## BEGIN

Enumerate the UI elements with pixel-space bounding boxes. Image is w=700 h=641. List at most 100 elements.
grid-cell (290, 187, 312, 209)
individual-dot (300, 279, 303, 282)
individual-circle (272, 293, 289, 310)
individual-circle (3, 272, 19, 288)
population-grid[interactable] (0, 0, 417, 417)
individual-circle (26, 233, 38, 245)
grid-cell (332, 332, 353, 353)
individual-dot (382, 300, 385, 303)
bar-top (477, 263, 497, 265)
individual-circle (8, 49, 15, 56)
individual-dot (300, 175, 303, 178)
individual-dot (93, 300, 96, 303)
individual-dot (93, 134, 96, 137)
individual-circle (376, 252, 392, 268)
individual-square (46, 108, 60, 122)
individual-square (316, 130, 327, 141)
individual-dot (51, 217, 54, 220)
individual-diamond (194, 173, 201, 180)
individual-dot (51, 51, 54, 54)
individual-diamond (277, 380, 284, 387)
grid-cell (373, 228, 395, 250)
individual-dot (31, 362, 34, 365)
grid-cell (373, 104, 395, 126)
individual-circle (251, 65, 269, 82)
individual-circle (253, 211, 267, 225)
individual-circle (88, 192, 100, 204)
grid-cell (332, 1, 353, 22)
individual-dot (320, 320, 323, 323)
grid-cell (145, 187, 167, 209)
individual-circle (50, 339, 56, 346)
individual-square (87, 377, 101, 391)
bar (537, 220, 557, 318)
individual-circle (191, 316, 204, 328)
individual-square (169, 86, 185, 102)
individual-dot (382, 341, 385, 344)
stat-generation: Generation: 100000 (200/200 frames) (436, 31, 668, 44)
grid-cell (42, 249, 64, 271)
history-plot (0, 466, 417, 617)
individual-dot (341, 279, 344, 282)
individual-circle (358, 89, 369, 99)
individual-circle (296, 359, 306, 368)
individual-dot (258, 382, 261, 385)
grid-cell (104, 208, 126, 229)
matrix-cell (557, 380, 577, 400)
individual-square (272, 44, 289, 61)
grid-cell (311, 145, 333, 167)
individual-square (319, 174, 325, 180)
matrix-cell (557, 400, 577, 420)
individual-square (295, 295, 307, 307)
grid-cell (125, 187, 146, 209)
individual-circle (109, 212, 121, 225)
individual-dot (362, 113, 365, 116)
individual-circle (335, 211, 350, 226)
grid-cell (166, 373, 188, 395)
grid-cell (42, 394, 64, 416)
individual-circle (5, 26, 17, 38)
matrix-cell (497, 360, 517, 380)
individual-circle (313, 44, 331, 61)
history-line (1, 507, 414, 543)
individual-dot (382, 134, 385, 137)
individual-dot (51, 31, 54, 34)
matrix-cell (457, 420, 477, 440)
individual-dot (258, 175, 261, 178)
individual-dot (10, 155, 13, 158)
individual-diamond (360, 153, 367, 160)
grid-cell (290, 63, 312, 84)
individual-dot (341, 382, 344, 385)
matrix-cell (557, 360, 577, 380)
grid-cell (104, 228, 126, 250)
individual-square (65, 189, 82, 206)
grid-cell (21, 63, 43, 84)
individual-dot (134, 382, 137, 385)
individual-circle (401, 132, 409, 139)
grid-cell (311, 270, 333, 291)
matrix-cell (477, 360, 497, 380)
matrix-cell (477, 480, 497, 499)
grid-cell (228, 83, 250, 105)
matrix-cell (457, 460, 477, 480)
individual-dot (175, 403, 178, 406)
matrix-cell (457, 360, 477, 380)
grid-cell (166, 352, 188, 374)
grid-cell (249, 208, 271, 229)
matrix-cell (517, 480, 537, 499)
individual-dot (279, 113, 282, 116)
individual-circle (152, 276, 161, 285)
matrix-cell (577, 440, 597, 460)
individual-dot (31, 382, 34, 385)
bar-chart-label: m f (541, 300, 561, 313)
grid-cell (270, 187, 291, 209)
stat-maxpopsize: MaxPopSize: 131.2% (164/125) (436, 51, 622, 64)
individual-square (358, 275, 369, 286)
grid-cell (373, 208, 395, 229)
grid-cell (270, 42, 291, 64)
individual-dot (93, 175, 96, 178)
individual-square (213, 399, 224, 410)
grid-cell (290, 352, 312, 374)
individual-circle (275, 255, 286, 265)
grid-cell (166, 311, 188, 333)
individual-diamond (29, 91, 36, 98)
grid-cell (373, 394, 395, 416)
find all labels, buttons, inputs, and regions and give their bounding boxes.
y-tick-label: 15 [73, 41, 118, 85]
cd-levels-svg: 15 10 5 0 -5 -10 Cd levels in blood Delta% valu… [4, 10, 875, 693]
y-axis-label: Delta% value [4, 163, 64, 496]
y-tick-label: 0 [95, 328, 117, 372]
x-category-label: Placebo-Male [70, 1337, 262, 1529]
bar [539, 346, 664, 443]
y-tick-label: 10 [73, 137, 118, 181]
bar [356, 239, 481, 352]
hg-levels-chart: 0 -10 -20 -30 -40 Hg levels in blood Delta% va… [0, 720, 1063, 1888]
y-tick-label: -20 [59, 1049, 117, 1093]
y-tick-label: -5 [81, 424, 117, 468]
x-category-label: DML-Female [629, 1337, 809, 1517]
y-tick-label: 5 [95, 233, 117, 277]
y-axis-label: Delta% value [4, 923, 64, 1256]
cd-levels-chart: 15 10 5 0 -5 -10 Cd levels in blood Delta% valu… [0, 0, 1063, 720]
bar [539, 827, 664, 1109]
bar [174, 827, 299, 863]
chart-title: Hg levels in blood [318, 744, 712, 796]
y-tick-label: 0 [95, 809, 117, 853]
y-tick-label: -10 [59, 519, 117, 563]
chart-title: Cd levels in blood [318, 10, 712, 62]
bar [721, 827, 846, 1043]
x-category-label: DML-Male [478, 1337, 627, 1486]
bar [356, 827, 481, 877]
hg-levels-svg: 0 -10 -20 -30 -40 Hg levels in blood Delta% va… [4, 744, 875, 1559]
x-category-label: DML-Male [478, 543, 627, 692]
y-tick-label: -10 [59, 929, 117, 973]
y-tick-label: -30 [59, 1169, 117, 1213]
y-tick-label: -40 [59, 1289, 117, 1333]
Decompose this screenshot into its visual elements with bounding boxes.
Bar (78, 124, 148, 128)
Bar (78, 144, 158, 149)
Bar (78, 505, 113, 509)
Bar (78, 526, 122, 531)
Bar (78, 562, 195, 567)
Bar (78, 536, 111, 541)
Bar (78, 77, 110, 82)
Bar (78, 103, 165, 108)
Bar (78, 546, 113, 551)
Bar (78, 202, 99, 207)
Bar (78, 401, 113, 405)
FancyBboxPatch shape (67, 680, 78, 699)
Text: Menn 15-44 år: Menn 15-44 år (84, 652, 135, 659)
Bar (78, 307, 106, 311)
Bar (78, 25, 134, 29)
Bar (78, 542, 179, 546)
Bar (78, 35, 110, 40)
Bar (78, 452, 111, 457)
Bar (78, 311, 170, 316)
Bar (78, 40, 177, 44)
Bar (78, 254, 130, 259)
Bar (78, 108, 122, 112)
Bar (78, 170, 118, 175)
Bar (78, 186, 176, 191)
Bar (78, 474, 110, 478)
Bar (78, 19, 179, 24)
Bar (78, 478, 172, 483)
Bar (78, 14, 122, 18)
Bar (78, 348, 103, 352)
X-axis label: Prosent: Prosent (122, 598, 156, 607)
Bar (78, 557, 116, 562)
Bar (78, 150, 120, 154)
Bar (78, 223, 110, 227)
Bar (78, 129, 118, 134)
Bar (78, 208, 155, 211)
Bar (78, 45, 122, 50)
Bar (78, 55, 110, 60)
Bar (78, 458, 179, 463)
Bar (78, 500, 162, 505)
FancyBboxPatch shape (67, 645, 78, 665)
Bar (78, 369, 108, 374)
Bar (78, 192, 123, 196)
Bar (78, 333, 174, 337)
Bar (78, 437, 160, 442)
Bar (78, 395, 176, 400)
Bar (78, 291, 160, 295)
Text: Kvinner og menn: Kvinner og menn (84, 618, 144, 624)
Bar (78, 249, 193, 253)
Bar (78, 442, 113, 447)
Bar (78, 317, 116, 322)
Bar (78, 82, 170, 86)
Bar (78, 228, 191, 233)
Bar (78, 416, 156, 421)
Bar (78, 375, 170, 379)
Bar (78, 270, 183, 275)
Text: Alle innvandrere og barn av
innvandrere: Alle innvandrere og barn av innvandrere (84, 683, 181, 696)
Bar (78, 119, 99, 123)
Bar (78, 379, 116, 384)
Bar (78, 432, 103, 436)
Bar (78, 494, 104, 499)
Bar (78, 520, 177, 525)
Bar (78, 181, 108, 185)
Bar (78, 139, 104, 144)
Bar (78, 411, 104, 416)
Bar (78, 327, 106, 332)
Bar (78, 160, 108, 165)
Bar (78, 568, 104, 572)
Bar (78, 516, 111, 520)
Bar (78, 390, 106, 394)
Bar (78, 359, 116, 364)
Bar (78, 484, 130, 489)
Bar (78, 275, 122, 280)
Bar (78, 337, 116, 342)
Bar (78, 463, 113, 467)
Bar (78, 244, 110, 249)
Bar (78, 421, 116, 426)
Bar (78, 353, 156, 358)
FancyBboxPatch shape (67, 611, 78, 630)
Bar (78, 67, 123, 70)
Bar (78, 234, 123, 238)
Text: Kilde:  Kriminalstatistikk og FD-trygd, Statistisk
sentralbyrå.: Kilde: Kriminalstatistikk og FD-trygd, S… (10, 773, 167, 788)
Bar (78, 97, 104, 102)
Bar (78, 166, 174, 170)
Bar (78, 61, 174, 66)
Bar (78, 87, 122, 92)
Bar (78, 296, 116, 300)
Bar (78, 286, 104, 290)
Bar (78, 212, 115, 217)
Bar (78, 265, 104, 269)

## END

What you need to do -
Rewrite everything from the start of the records down to the line containing "population-grid[interactable] (0, 0, 417, 417)", changing "individual-circle" to "individual-ring" and leaving everything else as it is.

Expected answer -
Enumerate the UI elements with pixel-space bounding boxes. Image is w=700 h=641. List at most 100 elements.
grid-cell (290, 187, 312, 209)
individual-dot (300, 279, 303, 282)
individual-ring (272, 293, 289, 310)
individual-ring (3, 272, 19, 288)
population-grid[interactable] (0, 0, 417, 417)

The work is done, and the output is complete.